_Aim of the exercise_.
Reproduce the material below verbatim, starting at its first line and ending at the line that contains "ecu-node-ac-label: AC [500,267,531,290]", with both of those lines included.

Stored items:
──────

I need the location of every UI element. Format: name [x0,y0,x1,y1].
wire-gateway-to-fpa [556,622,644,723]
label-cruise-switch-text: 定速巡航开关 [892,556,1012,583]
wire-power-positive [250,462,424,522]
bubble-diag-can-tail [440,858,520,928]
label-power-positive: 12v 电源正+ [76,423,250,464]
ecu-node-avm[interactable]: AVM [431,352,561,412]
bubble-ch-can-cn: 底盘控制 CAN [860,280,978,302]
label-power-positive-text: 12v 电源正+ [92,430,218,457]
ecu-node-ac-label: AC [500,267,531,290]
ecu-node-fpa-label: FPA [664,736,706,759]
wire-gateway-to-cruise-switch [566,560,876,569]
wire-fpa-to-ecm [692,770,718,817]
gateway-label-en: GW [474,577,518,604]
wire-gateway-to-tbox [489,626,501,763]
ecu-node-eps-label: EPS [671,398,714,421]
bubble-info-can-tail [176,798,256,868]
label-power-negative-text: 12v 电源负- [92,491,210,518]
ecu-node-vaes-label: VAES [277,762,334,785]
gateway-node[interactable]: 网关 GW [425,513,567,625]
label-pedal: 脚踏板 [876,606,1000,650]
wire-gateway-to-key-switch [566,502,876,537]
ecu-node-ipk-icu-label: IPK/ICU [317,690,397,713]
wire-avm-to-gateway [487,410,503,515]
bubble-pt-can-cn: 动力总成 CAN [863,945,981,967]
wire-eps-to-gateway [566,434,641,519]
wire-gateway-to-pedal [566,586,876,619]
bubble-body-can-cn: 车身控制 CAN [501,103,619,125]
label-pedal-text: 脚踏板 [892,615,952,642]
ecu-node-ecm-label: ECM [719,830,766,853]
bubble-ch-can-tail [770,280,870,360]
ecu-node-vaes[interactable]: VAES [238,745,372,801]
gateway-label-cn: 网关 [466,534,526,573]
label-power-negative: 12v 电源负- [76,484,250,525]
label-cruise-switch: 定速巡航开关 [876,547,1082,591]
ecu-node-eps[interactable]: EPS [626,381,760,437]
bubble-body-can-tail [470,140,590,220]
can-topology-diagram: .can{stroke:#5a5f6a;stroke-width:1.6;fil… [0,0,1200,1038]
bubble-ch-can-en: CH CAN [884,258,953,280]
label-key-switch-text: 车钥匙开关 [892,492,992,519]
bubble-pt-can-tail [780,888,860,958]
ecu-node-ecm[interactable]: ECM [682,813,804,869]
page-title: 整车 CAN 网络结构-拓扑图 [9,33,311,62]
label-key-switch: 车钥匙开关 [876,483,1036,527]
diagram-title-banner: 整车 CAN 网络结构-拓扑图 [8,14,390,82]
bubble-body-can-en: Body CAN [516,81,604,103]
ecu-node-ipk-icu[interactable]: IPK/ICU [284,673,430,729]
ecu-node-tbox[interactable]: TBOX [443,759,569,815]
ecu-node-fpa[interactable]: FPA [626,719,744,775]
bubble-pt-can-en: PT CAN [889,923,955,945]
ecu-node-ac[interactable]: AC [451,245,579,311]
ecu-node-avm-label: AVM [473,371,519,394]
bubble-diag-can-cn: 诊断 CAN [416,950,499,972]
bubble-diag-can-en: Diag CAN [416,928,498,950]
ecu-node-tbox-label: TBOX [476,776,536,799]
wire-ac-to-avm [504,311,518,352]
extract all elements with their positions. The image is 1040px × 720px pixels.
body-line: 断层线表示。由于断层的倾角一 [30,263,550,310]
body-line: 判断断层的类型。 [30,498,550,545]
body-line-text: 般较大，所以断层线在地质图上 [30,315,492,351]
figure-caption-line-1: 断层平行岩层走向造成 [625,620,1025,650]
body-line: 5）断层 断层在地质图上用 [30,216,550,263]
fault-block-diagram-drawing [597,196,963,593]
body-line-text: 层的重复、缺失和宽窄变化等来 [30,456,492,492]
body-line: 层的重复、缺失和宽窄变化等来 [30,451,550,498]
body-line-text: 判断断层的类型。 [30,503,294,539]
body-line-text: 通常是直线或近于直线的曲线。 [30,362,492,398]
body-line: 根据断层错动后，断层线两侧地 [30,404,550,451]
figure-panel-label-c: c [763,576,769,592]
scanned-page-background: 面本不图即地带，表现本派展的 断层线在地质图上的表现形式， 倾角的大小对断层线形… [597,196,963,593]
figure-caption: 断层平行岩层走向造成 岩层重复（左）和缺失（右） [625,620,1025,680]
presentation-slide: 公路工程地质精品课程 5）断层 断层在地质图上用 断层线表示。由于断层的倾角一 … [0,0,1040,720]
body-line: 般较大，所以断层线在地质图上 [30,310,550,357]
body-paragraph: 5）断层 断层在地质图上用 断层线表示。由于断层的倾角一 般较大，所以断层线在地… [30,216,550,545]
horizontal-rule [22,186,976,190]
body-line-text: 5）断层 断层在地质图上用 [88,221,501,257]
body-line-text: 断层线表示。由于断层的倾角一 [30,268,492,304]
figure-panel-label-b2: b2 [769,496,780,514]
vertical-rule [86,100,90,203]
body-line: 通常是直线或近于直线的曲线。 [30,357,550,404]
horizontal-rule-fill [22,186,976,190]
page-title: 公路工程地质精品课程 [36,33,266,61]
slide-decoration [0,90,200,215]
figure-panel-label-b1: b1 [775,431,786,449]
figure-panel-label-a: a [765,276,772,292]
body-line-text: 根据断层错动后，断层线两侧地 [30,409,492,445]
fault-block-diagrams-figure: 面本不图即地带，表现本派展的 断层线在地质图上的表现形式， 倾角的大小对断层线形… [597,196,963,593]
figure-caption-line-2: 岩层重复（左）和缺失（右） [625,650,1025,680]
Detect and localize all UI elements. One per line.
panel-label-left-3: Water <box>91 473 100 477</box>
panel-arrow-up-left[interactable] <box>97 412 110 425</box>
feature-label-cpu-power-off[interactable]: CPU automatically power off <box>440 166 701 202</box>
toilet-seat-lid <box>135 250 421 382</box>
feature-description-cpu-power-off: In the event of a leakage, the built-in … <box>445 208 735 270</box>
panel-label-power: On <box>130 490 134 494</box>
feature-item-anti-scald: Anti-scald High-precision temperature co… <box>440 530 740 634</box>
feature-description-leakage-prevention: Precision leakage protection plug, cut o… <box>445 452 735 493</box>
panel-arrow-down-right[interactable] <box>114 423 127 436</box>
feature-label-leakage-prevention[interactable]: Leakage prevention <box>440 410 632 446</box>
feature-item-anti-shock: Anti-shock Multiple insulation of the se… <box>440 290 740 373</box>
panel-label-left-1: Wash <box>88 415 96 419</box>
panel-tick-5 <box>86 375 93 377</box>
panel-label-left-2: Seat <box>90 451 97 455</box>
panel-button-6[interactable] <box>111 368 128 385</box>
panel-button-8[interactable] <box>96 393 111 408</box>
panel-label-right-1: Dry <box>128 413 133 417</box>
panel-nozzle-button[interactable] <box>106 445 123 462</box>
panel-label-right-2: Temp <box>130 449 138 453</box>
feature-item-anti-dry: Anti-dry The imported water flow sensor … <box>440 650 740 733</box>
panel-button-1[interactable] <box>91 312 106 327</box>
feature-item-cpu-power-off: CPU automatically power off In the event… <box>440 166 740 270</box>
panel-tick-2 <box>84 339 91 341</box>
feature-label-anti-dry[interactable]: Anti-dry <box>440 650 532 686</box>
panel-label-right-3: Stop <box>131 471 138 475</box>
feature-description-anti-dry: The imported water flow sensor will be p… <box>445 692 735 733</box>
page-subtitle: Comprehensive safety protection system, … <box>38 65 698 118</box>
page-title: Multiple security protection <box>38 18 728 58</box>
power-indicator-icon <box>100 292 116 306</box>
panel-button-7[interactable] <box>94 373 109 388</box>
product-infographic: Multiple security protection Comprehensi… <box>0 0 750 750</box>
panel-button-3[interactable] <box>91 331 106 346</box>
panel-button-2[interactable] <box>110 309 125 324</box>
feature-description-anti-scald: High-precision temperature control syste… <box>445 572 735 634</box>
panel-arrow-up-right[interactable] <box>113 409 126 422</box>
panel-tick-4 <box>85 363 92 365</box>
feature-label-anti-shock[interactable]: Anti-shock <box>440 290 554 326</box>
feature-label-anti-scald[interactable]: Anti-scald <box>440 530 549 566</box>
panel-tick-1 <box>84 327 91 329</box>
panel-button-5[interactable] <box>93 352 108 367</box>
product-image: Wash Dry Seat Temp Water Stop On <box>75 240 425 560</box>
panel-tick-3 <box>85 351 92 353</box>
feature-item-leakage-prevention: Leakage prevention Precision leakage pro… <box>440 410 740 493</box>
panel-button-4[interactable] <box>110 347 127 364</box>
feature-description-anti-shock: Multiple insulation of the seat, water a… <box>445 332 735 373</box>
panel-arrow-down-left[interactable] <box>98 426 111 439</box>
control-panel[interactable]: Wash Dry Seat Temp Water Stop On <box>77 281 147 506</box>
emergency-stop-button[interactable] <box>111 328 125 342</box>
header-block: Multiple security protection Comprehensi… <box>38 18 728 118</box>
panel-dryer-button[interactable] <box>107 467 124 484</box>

──────

_Task solution_.
I need the location of every UI element. Format: name [x0,y0,x1,y1].
wire-gateway-to-fpa [556,622,644,723]
label-cruise-switch-text: 定速巡航开关 [892,556,1012,583]
wire-power-positive [250,462,424,522]
bubble-diag-can-tail [440,858,520,928]
label-power-positive: 12v 电源正+ [76,423,250,464]
ecu-node-avm[interactable]: AVM [431,352,561,412]
bubble-ch-can-cn: 底盘控制 CAN [860,280,978,302]
label-power-positive-text: 12v 电源正+ [92,430,218,457]
ecu-node-ac-label: AC [500,267,531,290]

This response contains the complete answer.